WHAT TO WORK ON:
Restate, word for word, all of the material shown below.

____________

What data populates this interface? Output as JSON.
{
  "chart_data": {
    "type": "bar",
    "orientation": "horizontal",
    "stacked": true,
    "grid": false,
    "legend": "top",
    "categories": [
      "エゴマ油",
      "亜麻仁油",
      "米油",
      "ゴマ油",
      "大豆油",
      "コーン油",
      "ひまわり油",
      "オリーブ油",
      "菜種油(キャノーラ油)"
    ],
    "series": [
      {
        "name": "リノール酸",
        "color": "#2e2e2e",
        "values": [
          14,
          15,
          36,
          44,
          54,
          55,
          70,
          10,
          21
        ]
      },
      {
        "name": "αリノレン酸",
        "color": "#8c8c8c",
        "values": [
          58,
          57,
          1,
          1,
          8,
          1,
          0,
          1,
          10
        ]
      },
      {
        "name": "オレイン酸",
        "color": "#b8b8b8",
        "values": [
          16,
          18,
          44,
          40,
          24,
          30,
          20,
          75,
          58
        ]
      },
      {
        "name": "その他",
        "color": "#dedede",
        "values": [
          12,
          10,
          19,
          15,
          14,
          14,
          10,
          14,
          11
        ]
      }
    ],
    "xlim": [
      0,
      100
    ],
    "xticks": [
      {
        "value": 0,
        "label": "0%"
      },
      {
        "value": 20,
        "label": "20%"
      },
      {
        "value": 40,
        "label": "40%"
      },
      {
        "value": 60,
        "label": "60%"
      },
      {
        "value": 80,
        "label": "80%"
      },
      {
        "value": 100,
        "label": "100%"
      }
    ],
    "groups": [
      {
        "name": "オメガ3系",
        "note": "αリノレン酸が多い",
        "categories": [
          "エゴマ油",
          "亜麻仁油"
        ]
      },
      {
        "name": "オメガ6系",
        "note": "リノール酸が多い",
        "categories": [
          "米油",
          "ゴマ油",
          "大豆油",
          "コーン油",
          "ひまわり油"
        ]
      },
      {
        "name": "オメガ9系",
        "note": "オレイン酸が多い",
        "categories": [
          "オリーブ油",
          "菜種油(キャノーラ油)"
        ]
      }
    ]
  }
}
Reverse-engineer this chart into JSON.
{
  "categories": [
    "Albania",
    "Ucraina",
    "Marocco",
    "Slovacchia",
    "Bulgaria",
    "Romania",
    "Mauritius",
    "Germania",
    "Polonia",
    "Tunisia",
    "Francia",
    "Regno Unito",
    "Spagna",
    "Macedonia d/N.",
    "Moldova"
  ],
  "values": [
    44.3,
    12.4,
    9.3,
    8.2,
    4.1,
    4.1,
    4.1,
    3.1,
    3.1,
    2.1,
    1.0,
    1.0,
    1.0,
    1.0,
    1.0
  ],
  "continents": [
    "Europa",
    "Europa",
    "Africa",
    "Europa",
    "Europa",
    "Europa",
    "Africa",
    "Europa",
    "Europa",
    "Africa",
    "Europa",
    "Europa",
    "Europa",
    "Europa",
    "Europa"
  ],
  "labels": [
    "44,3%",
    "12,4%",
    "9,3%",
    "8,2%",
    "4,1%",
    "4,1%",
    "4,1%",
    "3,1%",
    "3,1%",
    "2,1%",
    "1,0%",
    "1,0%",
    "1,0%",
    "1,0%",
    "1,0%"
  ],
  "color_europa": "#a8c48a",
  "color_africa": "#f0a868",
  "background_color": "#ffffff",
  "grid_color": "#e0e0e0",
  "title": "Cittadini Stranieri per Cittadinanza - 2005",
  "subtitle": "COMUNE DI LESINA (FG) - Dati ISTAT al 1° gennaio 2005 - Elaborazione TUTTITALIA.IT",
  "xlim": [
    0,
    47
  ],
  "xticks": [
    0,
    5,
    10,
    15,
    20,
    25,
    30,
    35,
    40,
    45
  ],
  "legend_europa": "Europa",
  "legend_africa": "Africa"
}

____________

FULL RESPONSE:
What data populates this interface? Output as JSON.
{
  "chart_data": {
    "type": "bar",
    "orientation": "horizontal",
    "stacked": true,
    "grid": false,
    "legend": "top",
    "categories": [
      "エゴマ油",
      "亜麻仁油",
      "米油",
      "ゴマ油",
      "大豆油",
      "コーン油",
      "ひまわり油",
      "オリーブ油",
      "菜種油(キャノーラ油)"
    ],
    "series": [
      {
        "name": "リノール酸",
        "color": "#2e2e2e",
        "values": [
          14,
          15,
          36,
          44,
          54,
          55,
          70,
          10,
          21
        ]
      },
      {
        "name": "αリノレン酸",
        "color": "#8c8c8c",
        "values": [
          58,
          57,
          1,
          1,
          8,
          1,
          0,
          1,
          10
        ]
      },
      {
        "name": "オレイン酸",
        "color": "#b8b8b8",
        "values": [
          16,
          18,
          44,
          40,
          24,
          30,
          20,
          75,
          58
        ]
      },
      {
        "name": "その他",
        "color": "#dedede",
        "values": [
          12,
          10,
          19,
          15,
          14,
          14,
          10,
          14,
          11
        ]
      }
    ],
    "xlim": [
      0,
      100
    ],
    "xticks": [
      {
        "value": 0,
        "label": "0%"
      },
      {
        "value": 20,
        "label": "20%"
      },
      {
        "value": 40,
        "label": "40%"
      },
      {
        "value": 60,
        "label": "60%"
      },
      {
        "value": 80,
        "label": "80%"
      },
      {
        "value": 100,
        "label": "100%"
      }
    ],
    "groups": [
      {
        "name": "オメガ3系",
        "note": "αリノレン酸が多い",
        "categories": [
          "エゴマ油",
          "亜麻仁油"
        ]
      },
      {
        "name": "オメガ6系",
        "note": "リノール酸が多い",
        "categories": [
          "米油",
          "ゴマ油",
          "大豆油",
          "コーン油",
          "ひまわり油"
        ]
      },
      {
        "name": "オメガ9系",
        "note": "オレイン酸が多い",
        "categories": [
          "オリーブ油",
          "菜種油(キャノーラ油)"
        ]
      }
    ]
  }
}
Reverse-engineer this chart into JSON.
{
  "categories": [
    "Albania",
    "Ucraina",
    "Marocco",
    "Slovacchia",
    "Bulgaria",
    "Romania",
    "Mauritius",
    "Germania",
    "Polonia",
    "Tunisia",
    "Francia",
    "Regno Unito",
    "Spagna",
    "Macedonia d/N.",
    "Moldova"
  ],
  "values": [
    44.3,
    12.4,
    9.3,
    8.2,
    4.1,
    4.1,
    4.1,
    3.1,
    3.1,
    2.1,
    1.0,
    1.0,
    1.0,
    1.0,
    1.0
  ],
  "continents": [
    "Europa",
    "Europa",
    "Africa",
    "Europa",
    "Europa",
    "Europa",
    "Africa",
    "Europa",
    "Europa",
    "Africa",
    "Europa",
    "Europa",
    "Europa",
    "Europa",
    "Europa"
  ],
  "labels": [
    "44,3%",
    "12,4%",
    "9,3%",
    "8,2%",
    "4,1%",
    "4,1%",
    "4,1%",
    "3,1%",
    "3,1%",
    "2,1%",
    "1,0%",
    "1,0%",
    "1,0%",
    "1,0%",
    "1,0%"
  ],
  "color_europa": "#a8c48a",
  "color_africa": "#f0a868",
  "background_color": "#ffffff",
  "grid_color": "#e0e0e0",
  "title": "Cittadini Stranieri per Cittadinanza - 2005",
  "subtitle": "COMUNE DI LESINA (FG) - Dati ISTAT al 1° gennaio 2005 - Elaborazione TUTTITALIA.IT",
  "xlim": [
    0,
    47
  ],
  "xticks": [
    0,
    5,
    10,
    15,
    20,
    25,
    30,
    35,
    40,
    45
  ],
  "legend_europa": "Europa",
  "legend_africa": "Africa"
}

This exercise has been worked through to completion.